_YOUR TASK_
Images are excluded; otherwise, output every record exactly.

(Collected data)
***

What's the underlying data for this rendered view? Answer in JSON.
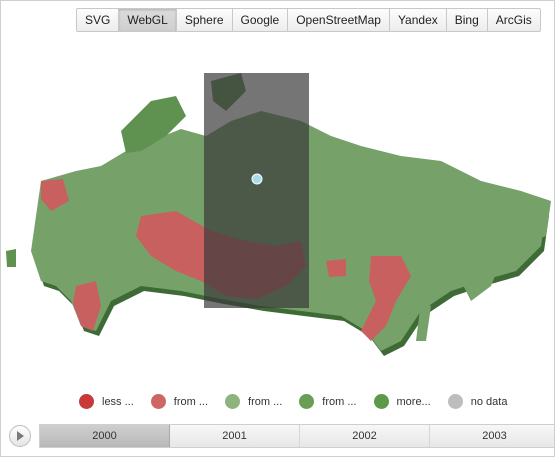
{
  "toolbar": {
    "buttons": [
      {
        "label": "SVG",
        "active": false
      },
      {
        "label": "WebGL",
        "active": true
      },
      {
        "label": "Sphere",
        "active": false
      },
      {
        "label": "Google",
        "active": false
      },
      {
        "label": "OpenStreetMap",
        "active": false
      },
      {
        "label": "Yandex",
        "active": false
      },
      {
        "label": "Bing",
        "active": false
      },
      {
        "label": "ArcGis",
        "active": false
      }
    ]
  },
  "legend": {
    "items": [
      {
        "label": "less ...",
        "color": "#c83a3a"
      },
      {
        "label": "from ...",
        "color": "#cf6666"
      },
      {
        "label": "from ...",
        "color": "#8cb47c"
      },
      {
        "label": "from ...",
        "color": "#6a9e55"
      },
      {
        "label": "more...",
        "color": "#5c9a4a"
      },
      {
        "label": "no data",
        "color": "#bdbdbd"
      }
    ]
  },
  "timeline": {
    "years": [
      "2000",
      "2001",
      "2002",
      "2003"
    ],
    "selected": "2000"
  },
  "colors": {
    "map_green": "#76a26a",
    "map_green_dark": "#4f7c45",
    "map_red": "#c86060",
    "selection_overlay": "#3a3a3a",
    "marker": "#a8dcec"
  }
}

***

_RIGHT ANSWER_
What's the underlying data for this rendered view? Answer in JSON.
{
  "toolbar": {
    "buttons": [
      {
        "label": "SVG",
        "active": false
      },
      {
        "label": "WebGL",
        "active": true
      },
      {
        "label": "Sphere",
        "active": false
      },
      {
        "label": "Google",
        "active": false
      },
      {
        "label": "OpenStreetMap",
        "active": false
      },
      {
        "label": "Yandex",
        "active": false
      },
      {
        "label": "Bing",
        "active": false
      },
      {
        "label": "ArcGis",
        "active": false
      }
    ]
  },
  "legend": {
    "items": [
      {
        "label": "less ...",
        "color": "#c83a3a"
      },
      {
        "label": "from ...",
        "color": "#cf6666"
      },
      {
        "label": "from ...",
        "color": "#8cb47c"
      },
      {
        "label": "from ...",
        "color": "#6a9e55"
      },
      {
        "label": "more...",
        "color": "#5c9a4a"
      },
      {
        "label": "no data",
        "color": "#bdbdbd"
      }
    ]
  },
  "timeline": {
    "years": [
      "2000",
      "2001",
      "2002",
      "2003"
    ],
    "selected": "2000"
  },
  "colors": {
    "map_green": "#76a26a",
    "map_green_dark": "#4f7c45",
    "map_red": "#c86060",
    "selection_overlay": "#3a3a3a",
    "marker": "#a8dcec"
  }
}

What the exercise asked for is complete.